## [DIRECTIONS]
Write the records below out in full, character for character, with no pictures.

[Begin]

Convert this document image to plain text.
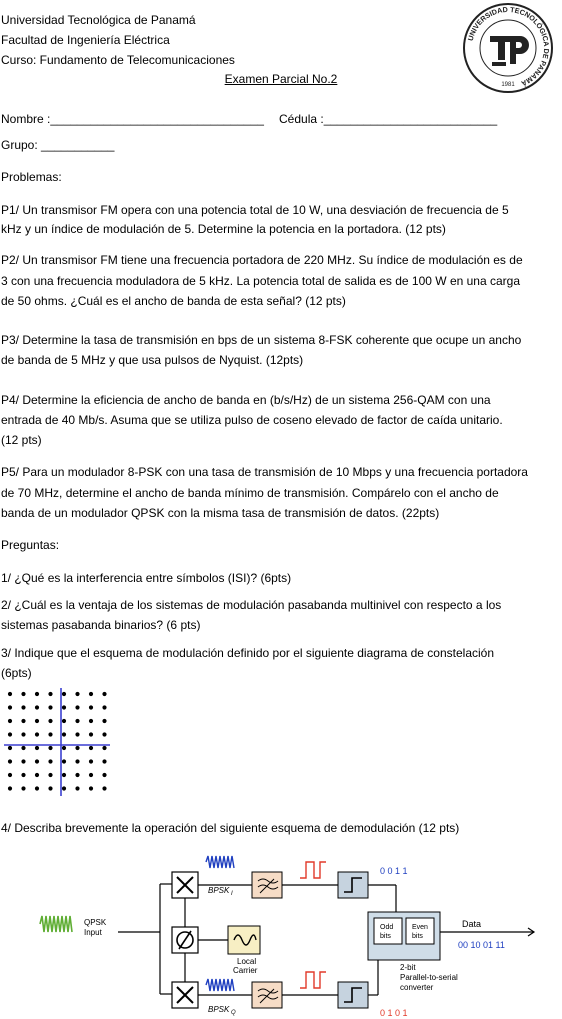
Universidad Tecnológica de Panamá
Facultad de Ingeniería Eléctrica
Curso: Fundamento de Telecomunicaciones
Examen Parcial No.2
UNIVERSIDAD TECNOLÓGICA DE PANAMÁ
1981
Nombre :________________________________ Cédula :__________________________
Grupo: ___________
Problemas:
P1/ Un transmisor FM opera con una potencia total de 10 W, una desviación de frecuencia de 5
kHz y un índice de modulación de 5. Determine la potencia en la portadora. (12 pts)
P2/ Un transmisor FM tiene una frecuencia portadora de 220 MHz. Su índice de modulación es de
3 con una frecuencia moduladora de 5 kHz. La potencia total de salida es de 100 W en una carga
de 50 ohms. ¿Cuál es el ancho de banda de esta señal? (12 pts)
P3/ Determine la tasa de transmisión en bps de un sistema 8-FSK coherente que ocupe un ancho
de banda de 5 MHz y que usa pulsos de Nyquist. (12pts)
P4/ Determine la eficiencia de ancho de banda en (b/s/Hz) de un sistema 256-QAM con una
entrada de 40 Mb/s. Asuma que se utiliza pulso de coseno elevado de factor de caída unitario.
(12 pts)
P5/ Para un modulador 8-PSK con una tasa de transmisión de 10 Mbps y una frecuencia portadora
de 70 MHz, determine el ancho de banda mínimo de transmisión. Compárelo con el ancho de
banda de un modulador QPSK con la misma tasa de transmisión de datos. (22pts)
Preguntas:
1/ ¿Qué es la interferencia entre símbolos (ISI)? (6pts)
2/ ¿Cuál es la ventaja de los sistemas de modulación pasabanda multinivel con respecto a los
sistemas pasabanda binarios? (6 pts)
3/ Indique que el esquema de modulación definido por el siguiente diagrama de constelación
(6pts)
4/ Describa brevemente la operación del siguiente esquema de demodulación (12 pts)
QPSK
Input
Local
Carrier
BPSK I
BPSK Q
0 0 1 1
0 1 0 1
Odd
bits
Even
bits
2-bit
Parallel-to-serial
converter
Data
00 10 01 11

[End]

## [IN RESPONSE]
Convert this document image to plain text.
Universidad Tecnológica de Panamá
Facultad de Ingeniería Eléctrica
Curso: Fundamento de Telecomunicaciones
Examen Parcial No.2
UNIVERSIDAD TECNOLÓGICA DE PANAMÁ
1981
Nombre :________________________________ Cédula :__________________________
Grupo: ___________
Problemas:
P1/ Un transmisor FM opera con una potencia total de 10 W, una desviación de frecuencia de 5
kHz y un índice de modulación de 5. Determine la potencia en la portadora. (12 pts)
P2/ Un transmisor FM tiene una frecuencia portadora de 220 MHz. Su índice de modulación es de
3 con una frecuencia moduladora de 5 kHz. La potencia total de salida es de 100 W en una carga
de 50 ohms. ¿Cuál es el ancho de banda de esta señal? (12 pts)
P3/ Determine la tasa de transmisión en bps de un sistema 8-FSK coherente que ocupe un ancho
de banda de 5 MHz y que usa pulsos de Nyquist. (12pts)
P4/ Determine la eficiencia de ancho de banda en (b/s/Hz) de un sistema 256-QAM con una
entrada de 40 Mb/s. Asuma que se utiliza pulso de coseno elevado de factor de caída unitario.
(12 pts)
P5/ Para un modulador 8-PSK con una tasa de transmisión de 10 Mbps y una frecuencia portadora
de 70 MHz, determine el ancho de banda mínimo de transmisión. Compárelo con el ancho de
banda de un modulador QPSK con la misma tasa de transmisión de datos. (22pts)
Preguntas:
1/ ¿Qué es la interferencia entre símbolos (ISI)? (6pts)
2/ ¿Cuál es la ventaja de los sistemas de modulación pasabanda multinivel con respecto a los
sistemas pasabanda binarios? (6 pts)
3/ Indique que el esquema de modulación definido por el siguiente diagrama de constelación
(6pts)
4/ Describa brevemente la operación del siguiente esquema de demodulación (12 pts)
QPSK
Input
Local
Carrier
BPSK I
BPSK Q
0 0 1 1
0 1 0 1
Odd
bits
Even
bits
2-bit
Parallel-to-serial
converter
Data
00 10 01 11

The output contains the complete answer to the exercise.